Short problem:
Find each line with the word "Source" and say how many there are, nothing else.

(Dataset items)
□ □ □ □

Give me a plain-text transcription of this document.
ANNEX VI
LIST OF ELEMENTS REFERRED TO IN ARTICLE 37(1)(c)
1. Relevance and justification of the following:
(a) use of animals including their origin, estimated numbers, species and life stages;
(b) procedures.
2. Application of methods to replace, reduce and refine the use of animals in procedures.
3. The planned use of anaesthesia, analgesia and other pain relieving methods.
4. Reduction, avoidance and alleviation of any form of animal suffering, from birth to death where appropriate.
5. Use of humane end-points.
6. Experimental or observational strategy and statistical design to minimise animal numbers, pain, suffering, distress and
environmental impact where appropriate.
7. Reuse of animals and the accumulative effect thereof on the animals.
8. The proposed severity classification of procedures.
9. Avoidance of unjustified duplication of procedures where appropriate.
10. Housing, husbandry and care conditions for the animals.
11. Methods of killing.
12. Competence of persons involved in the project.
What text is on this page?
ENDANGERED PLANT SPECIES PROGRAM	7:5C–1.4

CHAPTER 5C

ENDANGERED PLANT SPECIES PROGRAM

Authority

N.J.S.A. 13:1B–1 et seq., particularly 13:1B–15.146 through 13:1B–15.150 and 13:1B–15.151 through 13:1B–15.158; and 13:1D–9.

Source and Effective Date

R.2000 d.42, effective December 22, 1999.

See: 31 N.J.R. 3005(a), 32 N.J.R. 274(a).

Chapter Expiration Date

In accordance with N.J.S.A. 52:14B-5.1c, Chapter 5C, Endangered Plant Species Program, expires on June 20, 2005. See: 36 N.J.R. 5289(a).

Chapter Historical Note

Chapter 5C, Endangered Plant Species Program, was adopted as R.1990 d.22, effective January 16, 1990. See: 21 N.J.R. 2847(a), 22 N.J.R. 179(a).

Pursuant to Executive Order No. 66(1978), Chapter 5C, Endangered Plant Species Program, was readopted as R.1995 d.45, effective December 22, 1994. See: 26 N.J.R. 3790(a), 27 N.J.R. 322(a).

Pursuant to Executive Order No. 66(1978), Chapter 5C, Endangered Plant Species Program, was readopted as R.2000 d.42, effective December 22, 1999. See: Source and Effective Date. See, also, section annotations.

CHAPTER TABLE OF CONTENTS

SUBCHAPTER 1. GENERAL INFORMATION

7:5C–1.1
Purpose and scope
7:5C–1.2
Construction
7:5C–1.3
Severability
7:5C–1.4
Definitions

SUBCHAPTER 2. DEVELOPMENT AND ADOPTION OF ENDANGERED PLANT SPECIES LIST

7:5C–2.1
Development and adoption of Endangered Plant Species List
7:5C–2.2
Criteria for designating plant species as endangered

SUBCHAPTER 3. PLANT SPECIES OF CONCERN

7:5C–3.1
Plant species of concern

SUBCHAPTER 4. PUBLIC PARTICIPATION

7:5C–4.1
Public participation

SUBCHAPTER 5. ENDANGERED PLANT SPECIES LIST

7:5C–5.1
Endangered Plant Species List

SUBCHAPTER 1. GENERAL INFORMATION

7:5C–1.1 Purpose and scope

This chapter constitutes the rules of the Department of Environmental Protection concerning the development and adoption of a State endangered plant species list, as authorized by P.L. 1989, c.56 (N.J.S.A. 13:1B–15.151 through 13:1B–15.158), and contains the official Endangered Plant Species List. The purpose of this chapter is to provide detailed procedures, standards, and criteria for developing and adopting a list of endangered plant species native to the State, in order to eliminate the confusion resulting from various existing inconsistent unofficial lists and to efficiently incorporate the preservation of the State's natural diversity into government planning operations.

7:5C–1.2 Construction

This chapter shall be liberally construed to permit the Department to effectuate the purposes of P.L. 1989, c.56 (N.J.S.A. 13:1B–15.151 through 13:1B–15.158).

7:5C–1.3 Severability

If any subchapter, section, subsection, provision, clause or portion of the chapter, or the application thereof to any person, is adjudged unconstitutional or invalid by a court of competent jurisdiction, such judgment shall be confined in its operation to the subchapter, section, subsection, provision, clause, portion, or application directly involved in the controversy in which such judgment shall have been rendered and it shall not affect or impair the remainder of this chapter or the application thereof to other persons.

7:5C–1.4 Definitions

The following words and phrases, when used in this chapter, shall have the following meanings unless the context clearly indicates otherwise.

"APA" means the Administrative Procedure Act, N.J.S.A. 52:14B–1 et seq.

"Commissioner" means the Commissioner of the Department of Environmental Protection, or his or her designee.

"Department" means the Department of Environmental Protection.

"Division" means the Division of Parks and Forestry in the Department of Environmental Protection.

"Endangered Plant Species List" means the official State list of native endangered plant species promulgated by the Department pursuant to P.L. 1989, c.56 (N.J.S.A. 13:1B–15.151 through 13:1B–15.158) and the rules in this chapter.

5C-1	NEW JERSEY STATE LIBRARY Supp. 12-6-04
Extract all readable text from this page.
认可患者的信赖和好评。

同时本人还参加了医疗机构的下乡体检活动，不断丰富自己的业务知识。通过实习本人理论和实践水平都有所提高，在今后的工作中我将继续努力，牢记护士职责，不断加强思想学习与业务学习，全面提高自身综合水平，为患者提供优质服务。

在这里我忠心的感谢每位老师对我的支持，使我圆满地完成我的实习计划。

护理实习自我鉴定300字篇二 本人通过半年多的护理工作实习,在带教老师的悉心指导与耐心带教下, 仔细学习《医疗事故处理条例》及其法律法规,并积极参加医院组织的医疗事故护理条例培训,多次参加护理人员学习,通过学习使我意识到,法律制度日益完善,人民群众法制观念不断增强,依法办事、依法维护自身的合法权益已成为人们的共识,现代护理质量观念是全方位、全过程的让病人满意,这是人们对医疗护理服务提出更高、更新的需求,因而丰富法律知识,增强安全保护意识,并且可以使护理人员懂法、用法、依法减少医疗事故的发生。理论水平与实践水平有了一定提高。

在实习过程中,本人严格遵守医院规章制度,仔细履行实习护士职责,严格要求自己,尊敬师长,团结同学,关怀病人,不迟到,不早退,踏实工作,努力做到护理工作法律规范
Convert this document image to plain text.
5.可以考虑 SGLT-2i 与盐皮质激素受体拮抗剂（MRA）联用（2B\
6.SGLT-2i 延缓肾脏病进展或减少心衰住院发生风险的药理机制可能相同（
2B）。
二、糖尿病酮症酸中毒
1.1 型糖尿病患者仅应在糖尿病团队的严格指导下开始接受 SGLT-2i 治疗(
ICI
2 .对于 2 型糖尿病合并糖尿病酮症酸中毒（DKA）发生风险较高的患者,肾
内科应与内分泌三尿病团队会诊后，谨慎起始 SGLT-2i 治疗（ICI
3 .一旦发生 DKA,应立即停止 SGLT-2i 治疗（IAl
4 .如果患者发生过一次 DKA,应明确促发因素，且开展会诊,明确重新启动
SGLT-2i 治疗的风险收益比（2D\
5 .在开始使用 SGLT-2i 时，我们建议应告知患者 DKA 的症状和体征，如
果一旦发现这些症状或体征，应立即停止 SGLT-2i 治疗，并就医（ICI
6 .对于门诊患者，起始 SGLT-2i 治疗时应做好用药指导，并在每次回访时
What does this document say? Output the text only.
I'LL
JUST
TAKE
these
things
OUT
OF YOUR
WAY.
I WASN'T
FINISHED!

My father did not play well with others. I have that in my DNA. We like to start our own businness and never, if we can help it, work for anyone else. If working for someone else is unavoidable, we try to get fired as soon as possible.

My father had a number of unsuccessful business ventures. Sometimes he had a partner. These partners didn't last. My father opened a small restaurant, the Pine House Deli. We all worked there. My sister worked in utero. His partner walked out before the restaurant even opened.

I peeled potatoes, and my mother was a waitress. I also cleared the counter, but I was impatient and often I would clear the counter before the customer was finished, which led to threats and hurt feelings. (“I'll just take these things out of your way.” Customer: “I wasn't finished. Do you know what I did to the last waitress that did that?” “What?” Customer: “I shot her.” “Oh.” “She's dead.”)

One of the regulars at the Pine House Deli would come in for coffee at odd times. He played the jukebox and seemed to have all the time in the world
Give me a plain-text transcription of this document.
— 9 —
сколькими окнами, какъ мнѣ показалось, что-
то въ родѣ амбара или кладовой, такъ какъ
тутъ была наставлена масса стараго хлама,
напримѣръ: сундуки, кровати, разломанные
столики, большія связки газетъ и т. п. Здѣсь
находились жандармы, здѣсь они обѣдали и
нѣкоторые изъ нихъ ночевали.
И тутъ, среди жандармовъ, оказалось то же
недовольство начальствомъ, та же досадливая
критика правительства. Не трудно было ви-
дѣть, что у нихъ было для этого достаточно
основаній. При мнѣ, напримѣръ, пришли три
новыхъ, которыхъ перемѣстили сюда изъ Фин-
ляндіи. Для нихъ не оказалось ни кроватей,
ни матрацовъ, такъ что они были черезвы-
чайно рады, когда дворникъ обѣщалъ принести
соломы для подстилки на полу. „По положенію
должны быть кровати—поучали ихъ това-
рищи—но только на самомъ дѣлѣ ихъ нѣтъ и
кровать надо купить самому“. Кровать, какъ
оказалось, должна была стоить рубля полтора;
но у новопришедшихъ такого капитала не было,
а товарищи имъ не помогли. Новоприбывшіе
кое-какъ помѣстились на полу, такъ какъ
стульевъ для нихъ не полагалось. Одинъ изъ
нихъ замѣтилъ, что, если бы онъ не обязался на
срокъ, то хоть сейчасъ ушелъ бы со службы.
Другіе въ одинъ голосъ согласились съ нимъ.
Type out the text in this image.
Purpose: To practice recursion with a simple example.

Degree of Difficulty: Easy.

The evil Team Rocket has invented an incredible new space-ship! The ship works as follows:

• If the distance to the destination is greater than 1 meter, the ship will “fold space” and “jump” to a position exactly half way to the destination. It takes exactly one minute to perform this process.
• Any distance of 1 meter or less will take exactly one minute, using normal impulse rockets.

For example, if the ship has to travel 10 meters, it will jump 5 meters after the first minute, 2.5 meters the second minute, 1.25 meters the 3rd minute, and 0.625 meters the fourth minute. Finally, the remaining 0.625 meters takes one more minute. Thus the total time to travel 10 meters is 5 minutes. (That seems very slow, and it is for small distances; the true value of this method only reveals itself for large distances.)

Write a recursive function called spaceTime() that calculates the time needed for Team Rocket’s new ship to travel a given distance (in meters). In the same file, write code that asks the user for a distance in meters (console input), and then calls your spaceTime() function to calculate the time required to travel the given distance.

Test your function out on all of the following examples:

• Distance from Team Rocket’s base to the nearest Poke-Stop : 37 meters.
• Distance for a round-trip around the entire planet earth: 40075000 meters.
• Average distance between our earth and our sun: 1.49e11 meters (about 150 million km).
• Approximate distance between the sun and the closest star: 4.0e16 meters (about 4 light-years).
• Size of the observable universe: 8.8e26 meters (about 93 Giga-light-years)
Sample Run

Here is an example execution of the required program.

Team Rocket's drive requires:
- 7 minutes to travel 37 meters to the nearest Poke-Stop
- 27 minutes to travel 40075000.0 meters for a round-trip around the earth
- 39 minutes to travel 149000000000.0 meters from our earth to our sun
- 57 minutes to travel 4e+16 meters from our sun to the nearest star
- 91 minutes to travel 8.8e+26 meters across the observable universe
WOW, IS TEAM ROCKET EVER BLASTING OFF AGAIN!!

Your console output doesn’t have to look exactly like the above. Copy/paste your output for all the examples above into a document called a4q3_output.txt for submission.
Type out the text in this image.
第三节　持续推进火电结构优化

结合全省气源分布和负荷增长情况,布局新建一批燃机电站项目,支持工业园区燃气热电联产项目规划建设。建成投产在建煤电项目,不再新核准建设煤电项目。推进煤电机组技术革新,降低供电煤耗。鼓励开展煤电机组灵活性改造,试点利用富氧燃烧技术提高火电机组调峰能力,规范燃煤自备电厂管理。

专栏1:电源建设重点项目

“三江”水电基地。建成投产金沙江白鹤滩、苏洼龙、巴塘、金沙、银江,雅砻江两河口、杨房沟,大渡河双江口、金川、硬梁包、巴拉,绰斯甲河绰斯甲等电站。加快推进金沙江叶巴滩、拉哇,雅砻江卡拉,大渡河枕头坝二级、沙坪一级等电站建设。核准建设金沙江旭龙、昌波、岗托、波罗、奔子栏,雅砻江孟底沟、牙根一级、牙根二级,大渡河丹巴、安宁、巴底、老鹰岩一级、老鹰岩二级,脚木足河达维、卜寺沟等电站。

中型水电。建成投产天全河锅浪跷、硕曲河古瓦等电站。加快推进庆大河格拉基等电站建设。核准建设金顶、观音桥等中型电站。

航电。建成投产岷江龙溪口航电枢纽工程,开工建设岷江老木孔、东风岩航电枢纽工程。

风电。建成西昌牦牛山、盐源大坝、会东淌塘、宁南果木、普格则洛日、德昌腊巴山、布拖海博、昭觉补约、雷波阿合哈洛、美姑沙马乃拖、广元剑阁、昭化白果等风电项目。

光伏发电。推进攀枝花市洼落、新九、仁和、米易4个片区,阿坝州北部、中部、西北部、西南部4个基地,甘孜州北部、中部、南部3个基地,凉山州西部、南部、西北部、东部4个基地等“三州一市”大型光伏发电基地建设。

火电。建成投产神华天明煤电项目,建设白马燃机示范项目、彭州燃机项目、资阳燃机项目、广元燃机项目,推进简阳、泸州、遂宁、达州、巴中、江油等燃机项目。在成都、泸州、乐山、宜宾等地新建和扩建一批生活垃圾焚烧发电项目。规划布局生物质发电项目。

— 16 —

□ □ □ □

Full answer:
2